# WHAT THIS TASK INVOLVES:
Lines that hold the string "causes" are to be counted; give only their number.

# PROVIDED ENTRIES:

%%

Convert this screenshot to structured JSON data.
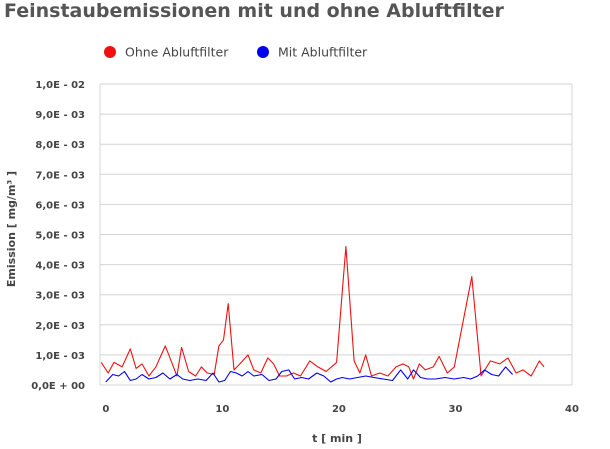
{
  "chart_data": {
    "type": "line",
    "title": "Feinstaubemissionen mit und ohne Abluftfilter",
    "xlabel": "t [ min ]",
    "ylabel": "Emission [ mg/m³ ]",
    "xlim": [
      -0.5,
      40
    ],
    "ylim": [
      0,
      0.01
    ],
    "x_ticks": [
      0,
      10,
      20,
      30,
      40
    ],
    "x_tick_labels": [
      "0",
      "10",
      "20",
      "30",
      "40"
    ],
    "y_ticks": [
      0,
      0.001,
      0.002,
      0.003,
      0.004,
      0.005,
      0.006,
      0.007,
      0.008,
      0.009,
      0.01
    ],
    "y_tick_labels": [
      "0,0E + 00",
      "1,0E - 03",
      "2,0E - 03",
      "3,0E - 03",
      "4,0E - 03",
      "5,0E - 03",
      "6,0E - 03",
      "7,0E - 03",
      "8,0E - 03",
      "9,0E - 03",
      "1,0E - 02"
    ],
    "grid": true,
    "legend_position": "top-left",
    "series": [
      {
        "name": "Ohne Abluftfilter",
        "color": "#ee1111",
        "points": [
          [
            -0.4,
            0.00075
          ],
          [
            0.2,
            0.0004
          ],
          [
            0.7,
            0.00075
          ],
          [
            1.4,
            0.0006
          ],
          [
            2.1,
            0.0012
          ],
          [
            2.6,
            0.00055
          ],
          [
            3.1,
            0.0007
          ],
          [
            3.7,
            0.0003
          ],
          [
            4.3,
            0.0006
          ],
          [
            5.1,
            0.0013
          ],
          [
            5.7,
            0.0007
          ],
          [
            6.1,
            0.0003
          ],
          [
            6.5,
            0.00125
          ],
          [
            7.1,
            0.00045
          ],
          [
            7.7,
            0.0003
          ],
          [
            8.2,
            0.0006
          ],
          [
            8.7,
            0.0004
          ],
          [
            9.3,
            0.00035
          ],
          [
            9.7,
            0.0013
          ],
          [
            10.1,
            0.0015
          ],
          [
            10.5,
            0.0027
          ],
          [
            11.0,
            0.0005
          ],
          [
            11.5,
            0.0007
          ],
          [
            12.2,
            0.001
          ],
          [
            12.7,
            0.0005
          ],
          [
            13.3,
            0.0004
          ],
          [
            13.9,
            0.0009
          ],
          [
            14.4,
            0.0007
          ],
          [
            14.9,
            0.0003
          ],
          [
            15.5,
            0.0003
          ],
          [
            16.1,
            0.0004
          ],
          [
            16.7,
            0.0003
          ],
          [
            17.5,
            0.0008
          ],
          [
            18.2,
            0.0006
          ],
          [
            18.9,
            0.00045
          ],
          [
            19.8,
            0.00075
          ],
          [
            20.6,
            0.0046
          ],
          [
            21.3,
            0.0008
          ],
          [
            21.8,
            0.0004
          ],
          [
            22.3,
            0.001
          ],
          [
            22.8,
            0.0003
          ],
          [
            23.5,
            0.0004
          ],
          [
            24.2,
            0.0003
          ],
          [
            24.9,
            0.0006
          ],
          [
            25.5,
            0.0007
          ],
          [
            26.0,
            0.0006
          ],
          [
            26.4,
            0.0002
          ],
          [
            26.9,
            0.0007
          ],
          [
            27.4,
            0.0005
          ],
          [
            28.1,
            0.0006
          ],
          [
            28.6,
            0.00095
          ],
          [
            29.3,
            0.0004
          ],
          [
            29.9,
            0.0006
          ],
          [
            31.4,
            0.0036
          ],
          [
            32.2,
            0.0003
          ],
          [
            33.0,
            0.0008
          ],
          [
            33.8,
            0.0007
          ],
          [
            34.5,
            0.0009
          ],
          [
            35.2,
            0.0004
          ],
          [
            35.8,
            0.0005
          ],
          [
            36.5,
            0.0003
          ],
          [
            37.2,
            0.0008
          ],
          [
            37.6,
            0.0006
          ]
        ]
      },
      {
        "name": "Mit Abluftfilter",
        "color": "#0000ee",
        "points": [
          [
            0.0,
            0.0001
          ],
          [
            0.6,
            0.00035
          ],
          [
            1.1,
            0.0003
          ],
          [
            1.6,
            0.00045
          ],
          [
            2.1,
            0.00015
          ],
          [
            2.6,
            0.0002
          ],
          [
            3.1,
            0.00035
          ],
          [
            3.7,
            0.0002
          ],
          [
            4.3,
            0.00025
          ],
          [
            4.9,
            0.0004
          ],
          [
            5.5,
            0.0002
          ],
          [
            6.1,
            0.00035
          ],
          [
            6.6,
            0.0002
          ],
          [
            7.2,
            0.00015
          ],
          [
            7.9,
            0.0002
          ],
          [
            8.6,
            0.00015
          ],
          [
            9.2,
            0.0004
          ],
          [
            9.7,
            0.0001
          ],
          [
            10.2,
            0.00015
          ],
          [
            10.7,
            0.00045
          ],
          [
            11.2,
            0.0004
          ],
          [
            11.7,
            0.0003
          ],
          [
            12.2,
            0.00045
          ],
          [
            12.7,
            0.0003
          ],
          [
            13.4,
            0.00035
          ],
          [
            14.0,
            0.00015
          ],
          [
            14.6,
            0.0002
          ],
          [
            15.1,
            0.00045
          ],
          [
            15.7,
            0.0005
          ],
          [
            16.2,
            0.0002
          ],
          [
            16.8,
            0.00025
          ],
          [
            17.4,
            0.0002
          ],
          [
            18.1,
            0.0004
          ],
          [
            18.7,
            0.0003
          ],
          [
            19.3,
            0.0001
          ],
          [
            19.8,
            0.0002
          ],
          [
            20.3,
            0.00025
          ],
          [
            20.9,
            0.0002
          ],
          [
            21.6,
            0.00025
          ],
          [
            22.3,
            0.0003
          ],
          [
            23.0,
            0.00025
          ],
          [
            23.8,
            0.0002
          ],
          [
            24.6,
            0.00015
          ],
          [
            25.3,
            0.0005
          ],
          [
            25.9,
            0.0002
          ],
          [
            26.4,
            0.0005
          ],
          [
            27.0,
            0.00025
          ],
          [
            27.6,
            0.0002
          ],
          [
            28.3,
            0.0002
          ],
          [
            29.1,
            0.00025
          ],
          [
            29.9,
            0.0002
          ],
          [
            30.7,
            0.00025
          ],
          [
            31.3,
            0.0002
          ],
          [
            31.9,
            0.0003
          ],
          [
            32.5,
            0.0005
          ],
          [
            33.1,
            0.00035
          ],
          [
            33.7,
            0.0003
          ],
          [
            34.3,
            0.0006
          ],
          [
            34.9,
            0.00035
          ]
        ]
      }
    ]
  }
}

%%
%%

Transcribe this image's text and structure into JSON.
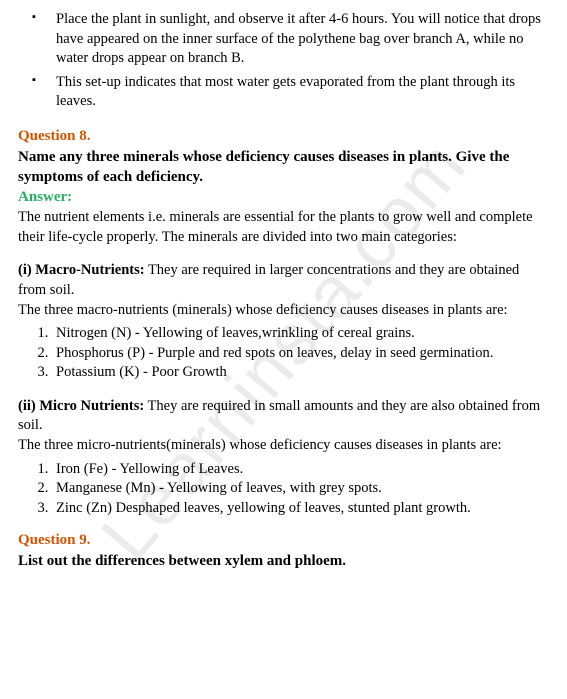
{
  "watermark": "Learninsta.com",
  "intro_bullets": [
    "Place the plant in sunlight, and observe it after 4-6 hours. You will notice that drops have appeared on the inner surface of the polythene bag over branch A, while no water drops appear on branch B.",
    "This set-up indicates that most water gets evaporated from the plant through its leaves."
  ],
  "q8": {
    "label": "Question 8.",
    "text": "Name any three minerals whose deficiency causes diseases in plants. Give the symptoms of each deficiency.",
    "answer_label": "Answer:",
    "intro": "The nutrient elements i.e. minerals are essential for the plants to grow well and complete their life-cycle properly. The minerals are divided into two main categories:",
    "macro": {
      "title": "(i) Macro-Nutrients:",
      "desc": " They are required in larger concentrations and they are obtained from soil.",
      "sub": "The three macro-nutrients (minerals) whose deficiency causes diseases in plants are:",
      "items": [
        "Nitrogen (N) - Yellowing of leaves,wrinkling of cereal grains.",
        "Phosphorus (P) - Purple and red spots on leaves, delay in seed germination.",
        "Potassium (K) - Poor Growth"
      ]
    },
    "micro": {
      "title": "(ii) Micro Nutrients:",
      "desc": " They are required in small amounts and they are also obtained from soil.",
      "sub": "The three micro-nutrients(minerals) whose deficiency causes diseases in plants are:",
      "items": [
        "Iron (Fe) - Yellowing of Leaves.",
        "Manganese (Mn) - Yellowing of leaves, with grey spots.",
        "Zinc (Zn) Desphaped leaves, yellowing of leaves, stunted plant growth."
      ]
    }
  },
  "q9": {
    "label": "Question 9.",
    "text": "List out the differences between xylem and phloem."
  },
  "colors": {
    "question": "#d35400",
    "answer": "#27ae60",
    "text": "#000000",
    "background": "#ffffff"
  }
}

%%

# ANSWER:
3